> **PROBLEM**
In the listing below, how many lines contain the word "size"? Please respond with the number only.

Collected data entries
▼

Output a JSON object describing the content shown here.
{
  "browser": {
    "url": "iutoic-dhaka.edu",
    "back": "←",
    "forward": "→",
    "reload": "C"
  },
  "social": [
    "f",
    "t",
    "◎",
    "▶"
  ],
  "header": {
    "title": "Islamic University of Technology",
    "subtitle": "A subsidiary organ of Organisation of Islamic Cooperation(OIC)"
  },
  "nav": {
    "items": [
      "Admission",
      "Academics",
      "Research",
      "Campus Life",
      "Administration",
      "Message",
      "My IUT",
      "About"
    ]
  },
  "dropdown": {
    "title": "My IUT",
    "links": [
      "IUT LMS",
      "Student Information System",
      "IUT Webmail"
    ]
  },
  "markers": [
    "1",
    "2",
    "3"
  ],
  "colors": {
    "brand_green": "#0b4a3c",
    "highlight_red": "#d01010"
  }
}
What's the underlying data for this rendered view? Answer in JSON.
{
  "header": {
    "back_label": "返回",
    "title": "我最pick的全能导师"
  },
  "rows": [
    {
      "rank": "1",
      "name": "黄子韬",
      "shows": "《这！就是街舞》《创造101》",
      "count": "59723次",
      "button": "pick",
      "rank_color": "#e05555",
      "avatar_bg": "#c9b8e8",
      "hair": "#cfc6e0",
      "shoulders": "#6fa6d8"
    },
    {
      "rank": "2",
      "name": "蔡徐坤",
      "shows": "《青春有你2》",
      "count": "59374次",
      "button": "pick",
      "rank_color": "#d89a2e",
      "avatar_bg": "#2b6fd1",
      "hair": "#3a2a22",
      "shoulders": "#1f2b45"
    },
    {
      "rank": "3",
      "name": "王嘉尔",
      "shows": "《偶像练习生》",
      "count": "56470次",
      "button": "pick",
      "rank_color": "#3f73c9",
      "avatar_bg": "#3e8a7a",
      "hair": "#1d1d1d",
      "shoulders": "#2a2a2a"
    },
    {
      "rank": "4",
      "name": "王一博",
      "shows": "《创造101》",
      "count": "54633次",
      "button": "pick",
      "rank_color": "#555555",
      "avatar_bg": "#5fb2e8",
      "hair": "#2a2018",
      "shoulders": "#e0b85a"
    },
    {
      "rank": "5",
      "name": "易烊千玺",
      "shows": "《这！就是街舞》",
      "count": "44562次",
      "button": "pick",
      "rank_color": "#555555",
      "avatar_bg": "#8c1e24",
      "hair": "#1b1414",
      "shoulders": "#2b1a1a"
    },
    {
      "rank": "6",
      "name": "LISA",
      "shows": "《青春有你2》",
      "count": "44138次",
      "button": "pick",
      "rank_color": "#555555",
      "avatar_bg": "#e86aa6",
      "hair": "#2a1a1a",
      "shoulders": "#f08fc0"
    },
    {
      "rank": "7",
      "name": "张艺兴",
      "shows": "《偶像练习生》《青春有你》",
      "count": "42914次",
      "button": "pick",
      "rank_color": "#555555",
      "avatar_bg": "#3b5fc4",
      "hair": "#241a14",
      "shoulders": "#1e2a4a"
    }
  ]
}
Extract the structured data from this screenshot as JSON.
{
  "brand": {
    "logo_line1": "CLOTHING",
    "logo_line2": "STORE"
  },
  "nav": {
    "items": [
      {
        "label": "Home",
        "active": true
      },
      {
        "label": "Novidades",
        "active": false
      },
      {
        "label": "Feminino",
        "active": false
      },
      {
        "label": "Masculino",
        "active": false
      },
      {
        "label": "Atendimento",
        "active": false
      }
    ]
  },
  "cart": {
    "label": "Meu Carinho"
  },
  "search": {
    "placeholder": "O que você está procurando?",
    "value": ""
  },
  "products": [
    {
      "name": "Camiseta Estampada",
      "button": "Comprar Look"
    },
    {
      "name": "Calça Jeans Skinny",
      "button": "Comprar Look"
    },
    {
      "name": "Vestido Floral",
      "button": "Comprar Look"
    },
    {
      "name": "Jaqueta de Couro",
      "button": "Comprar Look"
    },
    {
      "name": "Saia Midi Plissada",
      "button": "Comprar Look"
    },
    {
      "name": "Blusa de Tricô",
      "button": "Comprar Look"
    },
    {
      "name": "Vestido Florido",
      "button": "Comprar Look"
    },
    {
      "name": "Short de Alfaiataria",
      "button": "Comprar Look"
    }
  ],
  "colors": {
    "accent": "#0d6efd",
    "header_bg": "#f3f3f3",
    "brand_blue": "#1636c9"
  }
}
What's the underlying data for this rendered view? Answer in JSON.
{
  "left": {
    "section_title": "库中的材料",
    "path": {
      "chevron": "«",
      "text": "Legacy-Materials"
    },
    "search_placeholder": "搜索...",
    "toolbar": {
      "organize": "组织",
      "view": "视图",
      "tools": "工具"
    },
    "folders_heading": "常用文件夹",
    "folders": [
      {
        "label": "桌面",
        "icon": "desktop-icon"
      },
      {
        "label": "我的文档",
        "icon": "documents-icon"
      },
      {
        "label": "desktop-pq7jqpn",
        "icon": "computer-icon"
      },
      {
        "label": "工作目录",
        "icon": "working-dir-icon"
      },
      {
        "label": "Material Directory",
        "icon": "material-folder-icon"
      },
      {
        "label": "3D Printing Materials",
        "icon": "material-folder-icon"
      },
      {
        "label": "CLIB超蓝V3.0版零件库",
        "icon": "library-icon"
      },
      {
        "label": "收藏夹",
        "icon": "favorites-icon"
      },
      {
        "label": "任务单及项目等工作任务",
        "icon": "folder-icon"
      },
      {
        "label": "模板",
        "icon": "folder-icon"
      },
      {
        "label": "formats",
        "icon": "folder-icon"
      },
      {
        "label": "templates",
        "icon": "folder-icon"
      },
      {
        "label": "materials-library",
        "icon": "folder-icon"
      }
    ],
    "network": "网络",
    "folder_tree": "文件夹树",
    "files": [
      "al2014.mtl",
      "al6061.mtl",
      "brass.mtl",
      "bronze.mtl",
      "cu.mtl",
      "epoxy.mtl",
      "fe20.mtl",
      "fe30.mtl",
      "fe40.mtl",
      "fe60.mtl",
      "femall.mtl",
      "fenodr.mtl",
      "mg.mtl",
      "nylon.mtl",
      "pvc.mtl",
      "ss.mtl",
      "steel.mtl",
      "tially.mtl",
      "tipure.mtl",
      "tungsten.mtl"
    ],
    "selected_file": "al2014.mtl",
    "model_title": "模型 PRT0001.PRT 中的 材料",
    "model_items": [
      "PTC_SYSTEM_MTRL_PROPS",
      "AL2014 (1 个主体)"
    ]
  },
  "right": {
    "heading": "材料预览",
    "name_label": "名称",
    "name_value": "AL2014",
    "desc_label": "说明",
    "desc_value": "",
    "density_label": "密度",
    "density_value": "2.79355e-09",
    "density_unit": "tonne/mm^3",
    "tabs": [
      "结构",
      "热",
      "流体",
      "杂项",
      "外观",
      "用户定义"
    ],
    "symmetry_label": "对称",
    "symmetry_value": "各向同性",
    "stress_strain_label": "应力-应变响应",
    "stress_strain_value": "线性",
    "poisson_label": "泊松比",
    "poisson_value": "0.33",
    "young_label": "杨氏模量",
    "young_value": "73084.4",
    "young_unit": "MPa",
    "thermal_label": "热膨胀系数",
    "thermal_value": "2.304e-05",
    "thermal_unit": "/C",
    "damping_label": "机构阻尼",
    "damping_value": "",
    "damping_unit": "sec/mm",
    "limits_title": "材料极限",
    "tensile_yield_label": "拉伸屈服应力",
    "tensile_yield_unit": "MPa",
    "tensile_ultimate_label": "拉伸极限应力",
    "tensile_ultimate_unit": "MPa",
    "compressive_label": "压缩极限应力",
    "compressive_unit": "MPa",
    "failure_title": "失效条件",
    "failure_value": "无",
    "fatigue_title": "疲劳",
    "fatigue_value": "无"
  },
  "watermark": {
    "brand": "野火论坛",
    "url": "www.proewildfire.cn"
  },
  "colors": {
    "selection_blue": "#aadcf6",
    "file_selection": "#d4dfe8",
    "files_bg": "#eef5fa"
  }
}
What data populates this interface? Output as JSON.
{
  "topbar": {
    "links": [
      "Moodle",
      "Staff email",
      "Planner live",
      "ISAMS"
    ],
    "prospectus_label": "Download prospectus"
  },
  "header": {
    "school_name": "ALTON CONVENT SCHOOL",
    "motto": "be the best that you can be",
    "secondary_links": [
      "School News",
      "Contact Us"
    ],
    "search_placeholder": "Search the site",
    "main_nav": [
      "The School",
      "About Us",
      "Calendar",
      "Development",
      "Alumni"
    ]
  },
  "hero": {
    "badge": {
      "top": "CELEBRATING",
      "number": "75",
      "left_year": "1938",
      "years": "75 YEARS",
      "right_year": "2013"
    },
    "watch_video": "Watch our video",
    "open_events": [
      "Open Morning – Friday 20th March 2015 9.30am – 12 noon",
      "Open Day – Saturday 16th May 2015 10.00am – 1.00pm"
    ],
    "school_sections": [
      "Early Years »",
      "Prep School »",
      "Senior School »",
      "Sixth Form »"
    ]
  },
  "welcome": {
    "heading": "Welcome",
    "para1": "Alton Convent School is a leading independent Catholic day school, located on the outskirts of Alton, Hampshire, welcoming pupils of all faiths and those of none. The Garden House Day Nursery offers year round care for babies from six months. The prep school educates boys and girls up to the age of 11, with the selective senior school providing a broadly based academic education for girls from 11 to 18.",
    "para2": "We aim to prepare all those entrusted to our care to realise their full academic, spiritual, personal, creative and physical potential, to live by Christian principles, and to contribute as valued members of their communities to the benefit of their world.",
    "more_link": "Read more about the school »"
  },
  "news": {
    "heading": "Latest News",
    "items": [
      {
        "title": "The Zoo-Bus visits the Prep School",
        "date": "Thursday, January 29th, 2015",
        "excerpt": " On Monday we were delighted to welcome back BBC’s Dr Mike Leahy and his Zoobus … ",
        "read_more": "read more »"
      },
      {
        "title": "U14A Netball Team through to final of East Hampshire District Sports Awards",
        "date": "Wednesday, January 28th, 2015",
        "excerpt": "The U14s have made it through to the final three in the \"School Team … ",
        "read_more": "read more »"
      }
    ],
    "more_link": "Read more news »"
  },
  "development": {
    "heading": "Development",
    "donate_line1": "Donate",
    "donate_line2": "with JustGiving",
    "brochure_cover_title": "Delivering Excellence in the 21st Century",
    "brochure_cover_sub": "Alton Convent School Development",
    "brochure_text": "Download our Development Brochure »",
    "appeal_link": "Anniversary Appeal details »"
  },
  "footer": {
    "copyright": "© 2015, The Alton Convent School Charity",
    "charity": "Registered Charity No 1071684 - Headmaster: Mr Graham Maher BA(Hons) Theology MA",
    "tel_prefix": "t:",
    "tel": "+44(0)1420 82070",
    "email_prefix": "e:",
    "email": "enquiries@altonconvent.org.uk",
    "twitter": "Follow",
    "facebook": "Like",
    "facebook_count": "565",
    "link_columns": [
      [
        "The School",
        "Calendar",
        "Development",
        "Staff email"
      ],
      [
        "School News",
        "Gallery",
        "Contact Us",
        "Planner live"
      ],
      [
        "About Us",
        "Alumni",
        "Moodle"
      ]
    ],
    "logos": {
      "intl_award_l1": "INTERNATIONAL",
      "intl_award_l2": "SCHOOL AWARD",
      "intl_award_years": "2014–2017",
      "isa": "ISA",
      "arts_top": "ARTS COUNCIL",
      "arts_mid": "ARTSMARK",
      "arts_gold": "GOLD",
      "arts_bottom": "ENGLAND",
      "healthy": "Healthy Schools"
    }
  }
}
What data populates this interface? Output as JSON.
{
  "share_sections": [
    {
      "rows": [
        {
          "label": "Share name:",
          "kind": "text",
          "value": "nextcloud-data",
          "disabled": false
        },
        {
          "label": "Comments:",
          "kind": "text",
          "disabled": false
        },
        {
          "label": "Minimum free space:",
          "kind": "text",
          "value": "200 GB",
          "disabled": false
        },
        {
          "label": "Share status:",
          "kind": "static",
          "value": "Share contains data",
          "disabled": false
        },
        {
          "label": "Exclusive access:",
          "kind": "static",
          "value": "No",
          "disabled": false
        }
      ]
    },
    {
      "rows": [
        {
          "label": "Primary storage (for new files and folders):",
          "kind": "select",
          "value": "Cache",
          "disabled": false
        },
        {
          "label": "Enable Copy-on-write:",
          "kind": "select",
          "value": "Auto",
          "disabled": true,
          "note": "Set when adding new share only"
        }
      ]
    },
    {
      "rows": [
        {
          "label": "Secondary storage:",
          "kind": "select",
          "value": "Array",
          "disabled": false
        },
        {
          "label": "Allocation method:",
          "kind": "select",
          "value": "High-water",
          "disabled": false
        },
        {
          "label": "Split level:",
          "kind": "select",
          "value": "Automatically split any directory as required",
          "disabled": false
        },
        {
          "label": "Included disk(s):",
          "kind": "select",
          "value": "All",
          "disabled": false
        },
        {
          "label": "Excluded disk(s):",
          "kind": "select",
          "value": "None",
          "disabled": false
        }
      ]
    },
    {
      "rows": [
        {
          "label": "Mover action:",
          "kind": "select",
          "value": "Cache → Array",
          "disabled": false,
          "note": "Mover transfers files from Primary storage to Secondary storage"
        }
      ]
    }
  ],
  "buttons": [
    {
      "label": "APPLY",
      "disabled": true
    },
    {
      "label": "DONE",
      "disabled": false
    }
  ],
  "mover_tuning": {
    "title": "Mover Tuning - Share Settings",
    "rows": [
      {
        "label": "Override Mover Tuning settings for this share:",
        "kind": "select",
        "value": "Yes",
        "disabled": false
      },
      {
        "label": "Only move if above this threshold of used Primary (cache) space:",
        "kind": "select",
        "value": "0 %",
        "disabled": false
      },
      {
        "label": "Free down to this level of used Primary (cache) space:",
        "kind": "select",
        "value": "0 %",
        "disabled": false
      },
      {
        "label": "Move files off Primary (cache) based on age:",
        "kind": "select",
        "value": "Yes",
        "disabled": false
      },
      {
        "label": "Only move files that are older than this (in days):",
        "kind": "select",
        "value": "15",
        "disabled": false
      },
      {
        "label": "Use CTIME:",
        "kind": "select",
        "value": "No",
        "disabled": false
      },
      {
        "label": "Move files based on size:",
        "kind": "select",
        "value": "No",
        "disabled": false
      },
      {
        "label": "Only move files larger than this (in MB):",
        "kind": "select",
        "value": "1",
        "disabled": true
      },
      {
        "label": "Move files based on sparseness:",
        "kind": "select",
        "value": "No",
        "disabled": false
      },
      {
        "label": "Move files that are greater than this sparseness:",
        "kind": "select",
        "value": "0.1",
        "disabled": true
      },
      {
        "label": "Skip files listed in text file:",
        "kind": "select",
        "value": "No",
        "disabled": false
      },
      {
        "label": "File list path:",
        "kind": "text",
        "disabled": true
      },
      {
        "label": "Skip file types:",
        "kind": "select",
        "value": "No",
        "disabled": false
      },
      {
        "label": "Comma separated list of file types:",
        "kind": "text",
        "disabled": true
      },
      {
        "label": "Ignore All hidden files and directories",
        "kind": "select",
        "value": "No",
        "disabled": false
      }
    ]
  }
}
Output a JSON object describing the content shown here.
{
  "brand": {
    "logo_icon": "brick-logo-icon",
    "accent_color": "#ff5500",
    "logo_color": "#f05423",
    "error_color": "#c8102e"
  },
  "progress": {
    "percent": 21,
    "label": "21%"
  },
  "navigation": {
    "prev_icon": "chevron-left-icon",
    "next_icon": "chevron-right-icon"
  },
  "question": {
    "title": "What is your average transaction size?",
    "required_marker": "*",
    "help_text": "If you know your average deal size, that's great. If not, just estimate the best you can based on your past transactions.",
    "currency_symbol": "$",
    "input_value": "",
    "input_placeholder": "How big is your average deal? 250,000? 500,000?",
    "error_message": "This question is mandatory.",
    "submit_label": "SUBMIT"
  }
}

▲

> **TASK OUTPUT**
3